» **EXTRACTED ENTRIES**

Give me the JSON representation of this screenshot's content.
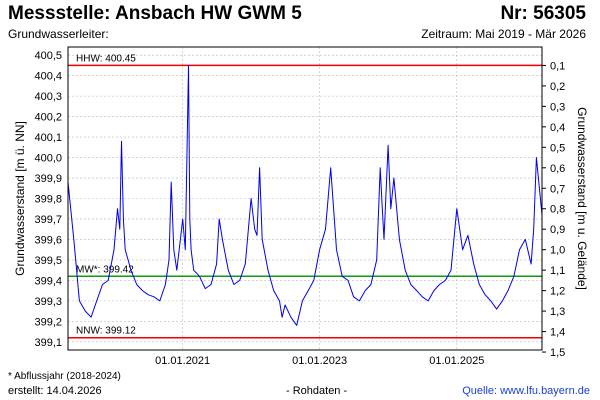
{
  "header": {
    "title": "Messstelle: Ansbach HW GWM 5",
    "station_number": "Nr: 56305",
    "aquifer_label": "Grundwasserleiter:",
    "period": "Zeitraum: Mai 2019 - Mär 2026"
  },
  "footer": {
    "footnote": "* Abflussjahr (2018-2024)",
    "created": "erstellt:  14.04.2026",
    "raw_data": "- Rohdaten -",
    "source": "Quelle: www.lfu.bayern.de"
  },
  "colors": {
    "series": "#0000ee",
    "threshold_extreme": "#ee0000",
    "threshold_mean": "#119911",
    "grid": "#bbbbbb",
    "source_link": "#1a3fd6"
  },
  "chart_data": {
    "type": "line",
    "ylabel": "Grundwasserstand [m ü. NN]",
    "y2label": "Grundwasserstand [m u. Gelände]",
    "ylim": [
      399.06,
      400.54
    ],
    "y_ticks": [
      399.1,
      399.2,
      399.3,
      399.4,
      399.5,
      399.6,
      399.7,
      399.8,
      399.9,
      400.0,
      400.1,
      400.2,
      400.3,
      400.4,
      400.5
    ],
    "y_tick_labels": [
      "399,1",
      "399,2",
      "399,3",
      "399,4",
      "399,5",
      "399,6",
      "399,7",
      "399,8",
      "399,9",
      "400,0",
      "400,1",
      "400,2",
      "400,3",
      "400,4",
      "400,5"
    ],
    "y2_ticks": [
      0.1,
      0.2,
      0.3,
      0.4,
      0.5,
      0.6,
      0.7,
      0.8,
      0.9,
      1.0,
      1.1,
      1.2,
      1.3,
      1.4,
      1.5
    ],
    "y2_tick_labels": [
      "0,1",
      "0,2",
      "0,3",
      "0,4",
      "0,5",
      "0,6",
      "0,7",
      "0,8",
      "0,9",
      "1,0",
      "1,1",
      "1,2",
      "1,3",
      "1,4",
      "1,5"
    ],
    "y2_reference_level": 400.55,
    "xlim": [
      "2019-05-01",
      "2026-03-31"
    ],
    "x_ticks": [
      "2021-01-01",
      "2023-01-01",
      "2025-01-01"
    ],
    "x_tick_labels": [
      "01.01.2021",
      "01.01.2023",
      "01.01.2025"
    ],
    "grid": true,
    "thresholds": [
      {
        "label": "HHW: 400.45",
        "value": 400.45,
        "kind": "extreme"
      },
      {
        "label": "MW*: 399.42",
        "value": 399.42,
        "kind": "mean"
      },
      {
        "label": "NNW: 399.12",
        "value": 399.12,
        "kind": "extreme"
      }
    ],
    "series": [
      {
        "x": [
          "2019-05-01",
          "2019-06-01",
          "2019-07-01",
          "2019-08-01",
          "2019-09-01",
          "2019-10-01",
          "2019-11-01",
          "2019-12-01",
          "2020-01-01",
          "2020-01-20",
          "2020-02-01",
          "2020-02-10",
          "2020-02-20",
          "2020-03-01",
          "2020-04-01",
          "2020-05-01",
          "2020-06-01",
          "2020-07-01",
          "2020-08-01",
          "2020-09-01",
          "2020-10-01",
          "2020-10-20",
          "2020-11-01",
          "2020-11-15",
          "2020-12-01",
          "2020-12-20",
          "2021-01-01",
          "2021-01-15",
          "2021-02-01",
          "2021-02-08",
          "2021-02-15",
          "2021-03-01",
          "2021-04-01",
          "2021-05-01",
          "2021-06-01",
          "2021-07-01",
          "2021-07-15",
          "2021-08-01",
          "2021-09-01",
          "2021-10-01",
          "2021-11-01",
          "2021-12-01",
          "2022-01-01",
          "2022-01-20",
          "2022-02-01",
          "2022-02-15",
          "2022-03-01",
          "2022-04-01",
          "2022-05-01",
          "2022-06-01",
          "2022-06-15",
          "2022-07-01",
          "2022-08-01",
          "2022-09-01",
          "2022-10-01",
          "2022-11-01",
          "2022-12-01",
          "2023-01-01",
          "2023-02-01",
          "2023-03-01",
          "2023-04-01",
          "2023-05-01",
          "2023-06-01",
          "2023-07-01",
          "2023-08-01",
          "2023-09-01",
          "2023-10-01",
          "2023-11-01",
          "2023-11-20",
          "2023-12-01",
          "2023-12-10",
          "2024-01-01",
          "2024-01-15",
          "2024-02-01",
          "2024-03-01",
          "2024-04-01",
          "2024-05-01",
          "2024-06-01",
          "2024-07-01",
          "2024-08-01",
          "2024-09-01",
          "2024-10-01",
          "2024-11-01",
          "2024-12-01",
          "2025-01-01",
          "2025-02-01",
          "2025-03-01",
          "2025-04-01",
          "2025-05-01",
          "2025-06-01",
          "2025-07-01",
          "2025-08-01",
          "2025-09-01",
          "2025-10-01",
          "2025-11-01",
          "2025-12-01",
          "2026-01-01",
          "2026-02-01",
          "2026-02-15",
          "2026-03-01",
          "2026-03-31"
        ],
        "values": [
          399.88,
          399.6,
          399.3,
          399.25,
          399.22,
          399.3,
          399.38,
          399.4,
          399.55,
          399.75,
          399.65,
          400.08,
          399.7,
          399.55,
          399.45,
          399.38,
          399.35,
          399.33,
          399.32,
          399.3,
          399.38,
          399.5,
          399.88,
          399.55,
          399.45,
          399.6,
          399.7,
          399.55,
          400.45,
          399.7,
          399.55,
          399.45,
          399.42,
          399.36,
          399.38,
          399.48,
          399.7,
          399.6,
          399.45,
          399.38,
          399.4,
          399.48,
          399.8,
          399.65,
          399.62,
          399.95,
          399.6,
          399.45,
          399.35,
          399.3,
          399.22,
          399.28,
          399.22,
          399.18,
          399.3,
          399.35,
          399.4,
          399.55,
          399.65,
          399.95,
          399.55,
          399.42,
          399.4,
          399.32,
          399.3,
          399.35,
          399.38,
          399.5,
          399.95,
          399.75,
          399.6,
          400.06,
          399.75,
          399.9,
          399.6,
          399.45,
          399.38,
          399.35,
          399.32,
          399.3,
          399.35,
          399.38,
          399.4,
          399.45,
          399.75,
          399.55,
          399.62,
          399.48,
          399.38,
          399.33,
          399.3,
          399.26,
          399.3,
          399.35,
          399.42,
          399.55,
          399.6,
          399.48,
          399.65,
          400.0,
          399.72
        ]
      }
    ]
  }
}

» **STATED PROBLEM**
Find every line that has "Grundwasserstand" in it, then return those lines.

» **THE RESPONSE**
    "ylabel": "Grundwasserstand [m ü. NN]",
    "y2label": "Grundwasserstand [m u. Gelände]",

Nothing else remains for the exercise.